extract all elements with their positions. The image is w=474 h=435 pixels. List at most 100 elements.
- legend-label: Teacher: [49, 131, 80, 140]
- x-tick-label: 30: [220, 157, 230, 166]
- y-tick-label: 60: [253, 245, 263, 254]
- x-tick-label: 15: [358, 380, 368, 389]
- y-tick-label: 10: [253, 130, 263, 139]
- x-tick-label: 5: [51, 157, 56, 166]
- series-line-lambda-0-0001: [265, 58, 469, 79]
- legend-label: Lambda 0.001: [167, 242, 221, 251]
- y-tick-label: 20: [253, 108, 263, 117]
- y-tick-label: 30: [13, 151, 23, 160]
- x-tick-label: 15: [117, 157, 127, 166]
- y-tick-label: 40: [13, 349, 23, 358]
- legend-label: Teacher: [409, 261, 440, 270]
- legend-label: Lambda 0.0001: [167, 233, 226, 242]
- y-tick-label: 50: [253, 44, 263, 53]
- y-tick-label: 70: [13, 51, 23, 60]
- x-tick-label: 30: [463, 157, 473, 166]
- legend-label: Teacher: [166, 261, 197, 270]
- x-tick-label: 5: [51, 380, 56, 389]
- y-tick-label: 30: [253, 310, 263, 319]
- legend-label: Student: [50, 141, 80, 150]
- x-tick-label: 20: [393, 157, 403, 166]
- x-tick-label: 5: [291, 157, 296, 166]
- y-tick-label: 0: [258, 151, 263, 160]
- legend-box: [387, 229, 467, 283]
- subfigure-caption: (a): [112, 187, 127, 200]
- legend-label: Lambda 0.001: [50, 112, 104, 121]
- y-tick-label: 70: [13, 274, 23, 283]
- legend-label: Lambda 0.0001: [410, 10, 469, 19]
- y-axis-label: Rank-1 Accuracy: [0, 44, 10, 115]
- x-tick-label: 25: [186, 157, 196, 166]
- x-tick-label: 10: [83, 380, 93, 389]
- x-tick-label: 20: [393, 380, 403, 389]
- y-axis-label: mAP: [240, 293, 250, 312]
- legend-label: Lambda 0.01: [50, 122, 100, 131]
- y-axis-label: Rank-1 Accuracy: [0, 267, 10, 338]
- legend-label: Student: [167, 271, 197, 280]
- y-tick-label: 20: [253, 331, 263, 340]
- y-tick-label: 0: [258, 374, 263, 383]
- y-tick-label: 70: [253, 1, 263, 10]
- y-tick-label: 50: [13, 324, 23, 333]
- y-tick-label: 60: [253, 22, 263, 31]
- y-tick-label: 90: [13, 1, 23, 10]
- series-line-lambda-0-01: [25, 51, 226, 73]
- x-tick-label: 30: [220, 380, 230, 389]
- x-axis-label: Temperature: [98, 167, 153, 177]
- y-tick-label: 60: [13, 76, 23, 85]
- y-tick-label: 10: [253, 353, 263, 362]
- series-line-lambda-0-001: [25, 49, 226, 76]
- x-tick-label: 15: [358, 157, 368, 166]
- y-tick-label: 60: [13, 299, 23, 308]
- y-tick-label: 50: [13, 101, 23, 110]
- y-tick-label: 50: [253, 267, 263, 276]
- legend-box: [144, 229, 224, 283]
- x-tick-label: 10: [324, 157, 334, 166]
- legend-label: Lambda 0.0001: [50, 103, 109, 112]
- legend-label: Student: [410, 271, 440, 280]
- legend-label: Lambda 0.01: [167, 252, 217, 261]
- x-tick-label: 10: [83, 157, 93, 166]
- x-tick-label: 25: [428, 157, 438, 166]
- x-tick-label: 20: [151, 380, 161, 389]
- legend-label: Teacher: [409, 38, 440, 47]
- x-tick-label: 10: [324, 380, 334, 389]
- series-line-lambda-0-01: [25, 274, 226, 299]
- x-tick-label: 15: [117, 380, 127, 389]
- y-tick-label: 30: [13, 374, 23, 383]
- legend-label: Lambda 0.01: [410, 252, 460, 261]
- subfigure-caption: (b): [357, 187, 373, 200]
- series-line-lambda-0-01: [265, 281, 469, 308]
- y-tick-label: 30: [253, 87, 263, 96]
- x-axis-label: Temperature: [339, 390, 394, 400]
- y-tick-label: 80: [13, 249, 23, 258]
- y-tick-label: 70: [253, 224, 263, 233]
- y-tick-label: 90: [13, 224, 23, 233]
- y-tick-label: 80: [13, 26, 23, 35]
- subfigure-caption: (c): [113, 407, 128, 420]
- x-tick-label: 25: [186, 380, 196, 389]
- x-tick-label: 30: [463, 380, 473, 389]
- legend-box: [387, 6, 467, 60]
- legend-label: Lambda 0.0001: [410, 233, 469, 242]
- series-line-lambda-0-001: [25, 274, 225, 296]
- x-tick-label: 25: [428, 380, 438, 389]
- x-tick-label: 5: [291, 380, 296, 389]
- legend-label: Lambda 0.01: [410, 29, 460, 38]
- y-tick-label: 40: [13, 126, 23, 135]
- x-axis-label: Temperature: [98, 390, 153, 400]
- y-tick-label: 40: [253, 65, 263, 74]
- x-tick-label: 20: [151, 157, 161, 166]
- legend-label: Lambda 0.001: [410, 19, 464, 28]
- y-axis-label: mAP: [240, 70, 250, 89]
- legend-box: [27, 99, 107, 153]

*INSTRUCTIONS FOR THE TASK*
Reproduce the material, swapping every "Teacher" for "Mentor" and leaving everything else as it is.

*FINAL RESULT*
extract all elements with their positions. The image is w=474 h=435 pixels. List at most 100 elements.
- legend-label: Mentor: [49, 131, 80, 140]
- x-tick-label: 30: [220, 157, 230, 166]
- y-tick-label: 60: [253, 245, 263, 254]
- x-tick-label: 15: [358, 380, 368, 389]
- y-tick-label: 10: [253, 130, 263, 139]
- x-tick-label: 5: [51, 157, 56, 166]
- series-line-lambda-0-0001: [265, 58, 469, 79]
- legend-label: Lambda 0.001: [167, 242, 221, 251]
- y-tick-label: 20: [253, 108, 263, 117]
- y-tick-label: 30: [13, 151, 23, 160]
- x-tick-label: 15: [117, 157, 127, 166]
- y-tick-label: 40: [13, 349, 23, 358]
- legend-label: Mentor: [409, 261, 440, 270]
- legend-label: Lambda 0.0001: [167, 233, 226, 242]
- y-tick-label: 50: [253, 44, 263, 53]
- y-tick-label: 70: [13, 51, 23, 60]
- x-tick-label: 30: [463, 157, 473, 166]
- legend-label: Mentor: [166, 261, 197, 270]
- x-tick-label: 5: [51, 380, 56, 389]
- y-tick-label: 30: [253, 310, 263, 319]
- legend-label: Student: [50, 141, 80, 150]
- x-tick-label: 20: [393, 157, 403, 166]
- x-tick-label: 5: [291, 157, 296, 166]
- y-tick-label: 0: [258, 151, 263, 160]
- legend-box: [387, 229, 467, 283]
- subfigure-caption: (a): [112, 187, 127, 200]
- legend-label: Lambda 0.001: [50, 112, 104, 121]
- y-tick-label: 70: [13, 274, 23, 283]
- legend-label: Lambda 0.0001: [410, 10, 469, 19]
- y-axis-label: Rank-1 Accuracy: [0, 44, 10, 115]
- x-tick-label: 25: [186, 157, 196, 166]
- x-tick-label: 10: [83, 380, 93, 389]
- x-tick-label: 20: [393, 380, 403, 389]
- y-axis-label: mAP: [240, 293, 250, 312]
- legend-label: Lambda 0.01: [50, 122, 100, 131]
- y-axis-label: Rank-1 Accuracy: [0, 267, 10, 338]
- legend-label: Student: [167, 271, 197, 280]
- y-tick-label: 20: [253, 331, 263, 340]
- y-tick-label: 0: [258, 374, 263, 383]
- y-tick-label: 70: [253, 1, 263, 10]
- y-tick-label: 50: [13, 324, 23, 333]
- y-tick-label: 60: [253, 22, 263, 31]
- y-tick-label: 90: [13, 1, 23, 10]
- series-line-lambda-0-01: [25, 51, 226, 73]
- x-tick-label: 30: [220, 380, 230, 389]
- x-axis-label: Temperature: [98, 167, 153, 177]
- y-tick-label: 60: [13, 76, 23, 85]
- y-tick-label: 10: [253, 353, 263, 362]
- series-line-lambda-0-001: [25, 49, 226, 76]
- x-tick-label: 15: [358, 157, 368, 166]
- y-tick-label: 60: [13, 299, 23, 308]
- y-tick-label: 50: [13, 101, 23, 110]
- y-tick-label: 50: [253, 267, 263, 276]
- legend-box: [144, 229, 224, 283]
- x-tick-label: 10: [324, 157, 334, 166]
- legend-label: Lambda 0.0001: [50, 103, 109, 112]
- legend-label: Student: [410, 271, 440, 280]
- legend-label: Lambda 0.01: [167, 252, 217, 261]
- x-tick-label: 10: [83, 157, 93, 166]
- x-tick-label: 25: [428, 157, 438, 166]
- x-tick-label: 20: [151, 380, 161, 389]
- legend-label: Mentor: [409, 38, 440, 47]
- x-tick-label: 10: [324, 380, 334, 389]
- series-line-lambda-0-01: [25, 274, 226, 299]
- x-tick-label: 15: [117, 380, 127, 389]
- y-tick-label: 30: [13, 374, 23, 383]
- legend-label: Lambda 0.01: [410, 252, 460, 261]
- subfigure-caption: (b): [357, 187, 373, 200]
- series-line-lambda-0-01: [265, 281, 469, 308]
- y-tick-label: 30: [253, 87, 263, 96]
- x-axis-label: Temperature: [339, 390, 394, 400]
- y-tick-label: 80: [13, 249, 23, 258]
- y-tick-label: 70: [253, 224, 263, 233]
- y-tick-label: 90: [13, 224, 23, 233]
- y-tick-label: 80: [13, 26, 23, 35]
- subfigure-caption: (c): [113, 407, 128, 420]
- x-tick-label: 25: [186, 380, 196, 389]
- x-tick-label: 30: [463, 380, 473, 389]
- legend-box: [387, 6, 467, 60]
- legend-label: Lambda 0.0001: [410, 233, 469, 242]
- series-line-lambda-0-001: [25, 274, 225, 296]
- x-tick-label: 25: [428, 380, 438, 389]
- x-tick-label: 5: [291, 380, 296, 389]
- legend-label: Lambda 0.01: [410, 29, 460, 38]
- y-tick-label: 40: [13, 126, 23, 135]
- x-axis-label: Temperature: [98, 390, 153, 400]
- y-tick-label: 40: [253, 65, 263, 74]
- x-tick-label: 20: [151, 157, 161, 166]
- legend-label: Lambda 0.001: [410, 19, 464, 28]
- y-axis-label: mAP: [240, 70, 250, 89]
- legend-box: [27, 99, 107, 153]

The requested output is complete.